▶ _WHAT YOU WILL DO_: Count the lines below that contain the word "date" and give only the number.

▶ _INPUT DATA_:
#####
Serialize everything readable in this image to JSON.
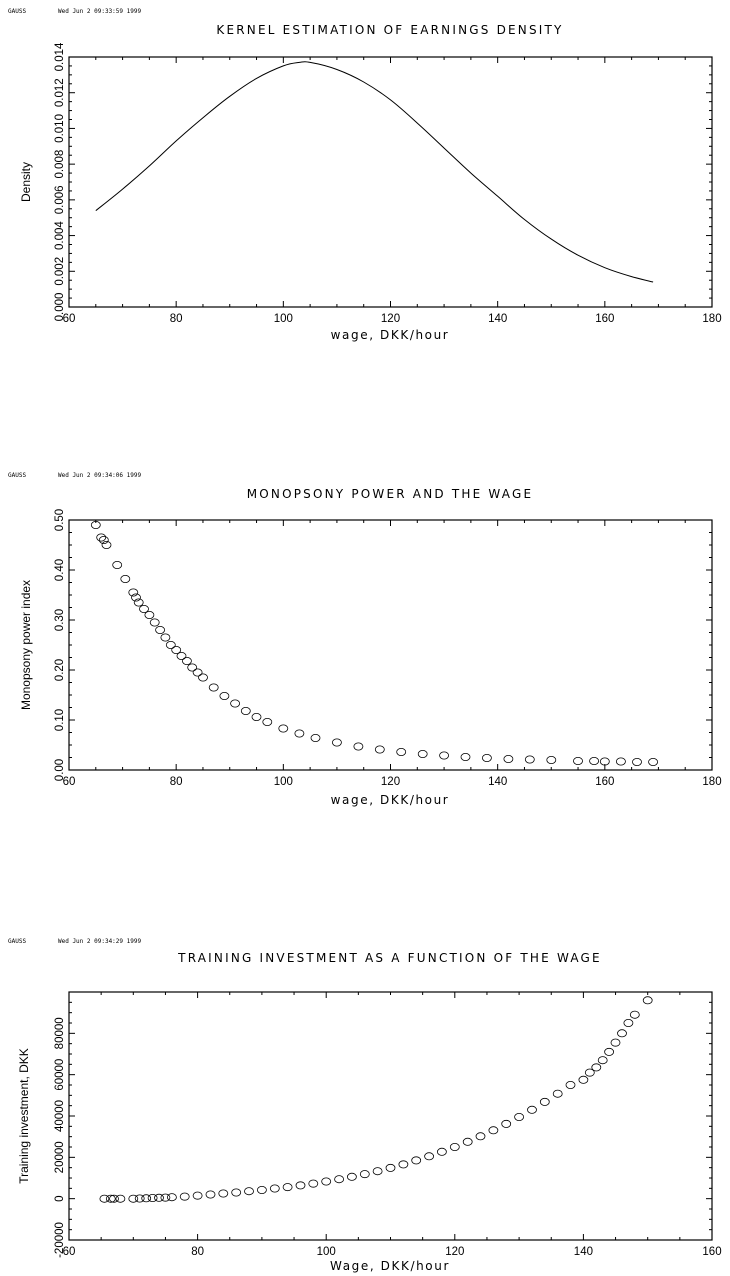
{
  "stamps": [
    {
      "app": "GAUSS",
      "date": "Wed Jun  2 09:33:59 1999"
    },
    {
      "app": "GAUSS",
      "date": "Wed Jun  2 09:34:06 1999"
    },
    {
      "app": "GAUSS",
      "date": "Wed Jun  2 09:34:29 1999"
    }
  ],
  "chart_data": [
    {
      "type": "line",
      "title": "KERNEL ESTIMATION OF EARNINGS DENSITY",
      "xlabel": "wage, DKK/hour",
      "ylabel": "Density",
      "xlim": [
        60,
        180
      ],
      "ylim": [
        0,
        0.014
      ],
      "xticks": [
        "60",
        "80",
        "100",
        "120",
        "140",
        "160",
        "180"
      ],
      "yticks": [
        "0.000",
        "0.002",
        "0.004",
        "0.006",
        "0.008",
        "0.010",
        "0.012",
        "0.014"
      ],
      "grid": false,
      "series": [
        {
          "x": [
            65,
            70,
            75,
            80,
            85,
            90,
            95,
            100,
            103,
            105,
            110,
            115,
            120,
            125,
            130,
            135,
            140,
            145,
            150,
            155,
            160,
            165,
            169
          ],
          "values": [
            0.0054,
            0.0066,
            0.0079,
            0.0093,
            0.0106,
            0.0118,
            0.0128,
            0.0135,
            0.0137,
            0.0137,
            0.0133,
            0.0126,
            0.0116,
            0.0103,
            0.0089,
            0.0075,
            0.0062,
            0.0049,
            0.0038,
            0.0029,
            0.0022,
            0.0017,
            0.0014
          ]
        }
      ]
    },
    {
      "type": "scatter",
      "title": "MONOPSONY POWER AND THE WAGE",
      "xlabel": "wage, DKK/hour",
      "ylabel": "Monopsony power index",
      "xlim": [
        60,
        180
      ],
      "ylim": [
        0,
        0.5
      ],
      "xticks": [
        "60",
        "80",
        "100",
        "120",
        "140",
        "160",
        "180"
      ],
      "yticks": [
        "0.00",
        "0.10",
        "0.20",
        "0.30",
        "0.40",
        "0.50"
      ],
      "grid": false,
      "series": [
        {
          "x": [
            65,
            66,
            66.5,
            67,
            69,
            70.5,
            72,
            72.5,
            73,
            74,
            75,
            76,
            77,
            78,
            79,
            80,
            81,
            82,
            83,
            84,
            85,
            87,
            89,
            91,
            93,
            95,
            97,
            100,
            103,
            106,
            110,
            114,
            118,
            122,
            126,
            130,
            134,
            138,
            142,
            146,
            150,
            155,
            158,
            160,
            163,
            166,
            169
          ],
          "values": [
            0.49,
            0.465,
            0.46,
            0.45,
            0.41,
            0.382,
            0.355,
            0.345,
            0.335,
            0.322,
            0.31,
            0.295,
            0.28,
            0.265,
            0.25,
            0.24,
            0.228,
            0.218,
            0.205,
            0.195,
            0.185,
            0.165,
            0.148,
            0.133,
            0.118,
            0.106,
            0.096,
            0.083,
            0.073,
            0.064,
            0.055,
            0.047,
            0.041,
            0.036,
            0.032,
            0.029,
            0.026,
            0.024,
            0.022,
            0.021,
            0.02,
            0.018,
            0.018,
            0.017,
            0.017,
            0.016,
            0.016
          ]
        }
      ]
    },
    {
      "type": "scatter",
      "title": "TRAINING INVESTMENT AS A FUNCTION OF THE WAGE",
      "xlabel": "Wage, DKK/hour",
      "ylabel": "Training investment, DKK",
      "xlim": [
        60,
        160
      ],
      "ylim": [
        -20000,
        100000
      ],
      "xticks": [
        "60",
        "80",
        "100",
        "120",
        "140",
        "160"
      ],
      "yticks": [
        "-20000",
        "0",
        "20000",
        "40000",
        "60000",
        "80000"
      ],
      "grid": false,
      "series": [
        {
          "x": [
            65.5,
            66.5,
            67,
            68,
            70,
            71,
            72,
            73,
            74,
            75,
            76,
            78,
            80,
            82,
            84,
            86,
            88,
            90,
            92,
            94,
            96,
            98,
            100,
            102,
            104,
            106,
            108,
            110,
            112,
            114,
            116,
            118,
            120,
            122,
            124,
            126,
            128,
            130,
            132,
            134,
            136,
            138,
            140,
            141,
            142,
            143,
            144,
            145,
            146,
            147,
            148,
            150
          ],
          "values": [
            0,
            0,
            0,
            0,
            0,
            100,
            200,
            300,
            400,
            500,
            700,
            1000,
            1500,
            2000,
            2500,
            3000,
            3600,
            4200,
            4900,
            5600,
            6400,
            7300,
            8300,
            9400,
            10600,
            11900,
            13300,
            14900,
            16600,
            18500,
            20500,
            22700,
            25000,
            27500,
            30200,
            33100,
            36200,
            39500,
            43000,
            46800,
            50800,
            55000,
            57500,
            61000,
            63500,
            67000,
            71000,
            75500,
            80000,
            85000,
            89000,
            96000
          ]
        }
      ]
    }
  ]
}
#####
▶ _TASK OUTPUT_: 3